─── Data section

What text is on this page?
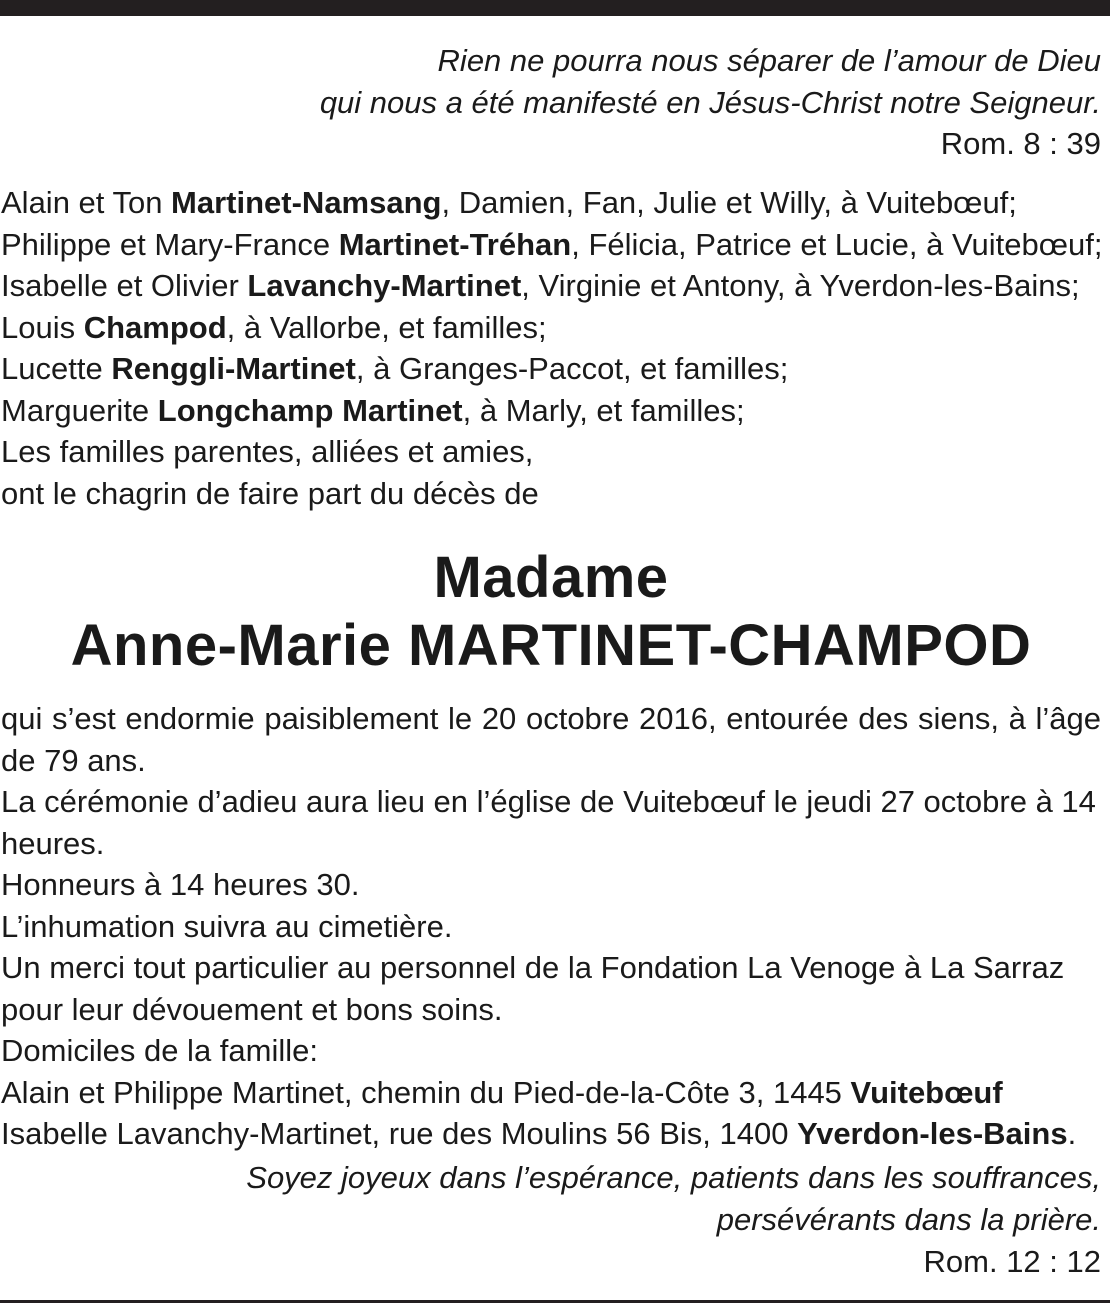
Rien ne pourra nous séparer de l’amour de Dieu
qui nous a été manifesté en Jésus-Christ notre Seigneur.
Rom. 8 : 39
Alain et Ton Martinet-Namsang, Damien, Fan, Julie et Willy, à Vuitebœuf;
Philippe et Mary-France Martinet-Tréhan, Félicia, Patrice et Lucie, à Vuitebœuf;
Isabelle et Olivier Lavanchy-Martinet, Virginie et Antony, à Yverdon-les-Bains;
Louis Champod, à Vallorbe, et familles;
Lucette Renggli-Martinet, à Granges-Paccot, et familles;
Marguerite Longchamp Martinet, à Marly, et familles;
Les familles parentes, alliées et amies,
ont le chagrin de faire part du décès de
Madame
Anne-Marie MARTINET-CHAMPOD
qui s’est endormie paisiblement le 20 octobre 2016, entourée des siens, à l’âge de 79 ans.
La cérémonie d’adieu aura lieu en l’église de Vuitebœuf le jeudi 27 octobre à 14 heures.
Honneurs à 14 heures 30.
L’inhumation suivra au cimetière.
Un merci tout particulier au personnel de la Fondation La Venoge à La Sarraz pour leur dévouement et bons soins.
Domiciles de la famille:
Alain et Philippe Martinet, chemin du Pied-de-la-Côte 3, 1445 Vuitebœuf
Isabelle Lavanchy-Martinet, rue des Moulins 56 Bis, 1400 Yverdon-les-Bains.
Soyez joyeux dans l’espérance, patients dans les souffrances,
persévérants dans la prière.
Rom. 12 : 12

──────

What the exercise asks
Pictures must not appear in the copy, and every record must be restated word for word.

Exercise output
What text is on this page?
Rien ne pourra nous séparer de l’amour de Dieu
qui nous a été manifesté en Jésus-Christ notre Seigneur.
Rom. 8 : 39
Alain et Ton Martinet-Namsang, Damien, Fan, Julie et Willy, à Vuitebœuf;
Philippe et Mary-France Martinet-Tréhan, Félicia, Patrice et Lucie, à Vuitebœuf;
Isabelle et Olivier Lavanchy-Martinet, Virginie et Antony, à Yverdon-les-Bains;
Louis Champod, à Vallorbe, et familles;
Lucette Renggli-Martinet, à Granges-Paccot, et familles;
Marguerite Longchamp Martinet, à Marly, et familles;
Les familles parentes, alliées et amies,
ont le chagrin de faire part du décès de
Madame
Anne-Marie MARTINET-CHAMPOD
qui s’est endormie paisiblement le 20 octobre 2016, entourée des siens, à l’âge de 79 ans.
La cérémonie d’adieu aura lieu en l’église de Vuitebœuf le jeudi 27 octobre à 14 heures.
Honneurs à 14 heures 30.
L’inhumation suivra au cimetière.
Un merci tout particulier au personnel de la Fondation La Venoge à La Sarraz pour leur dévouement et bons soins.
Domiciles de la famille:
Alain et Philippe Martinet, chemin du Pied-de-la-Côte 3, 1445 Vuitebœuf
Isabelle Lavanchy-Martinet, rue des Moulins 56 Bis, 1400 Yverdon-les-Bains.
Soyez joyeux dans l’espérance, patients dans les souffrances,
persévérants dans la prière.
Rom. 12 : 12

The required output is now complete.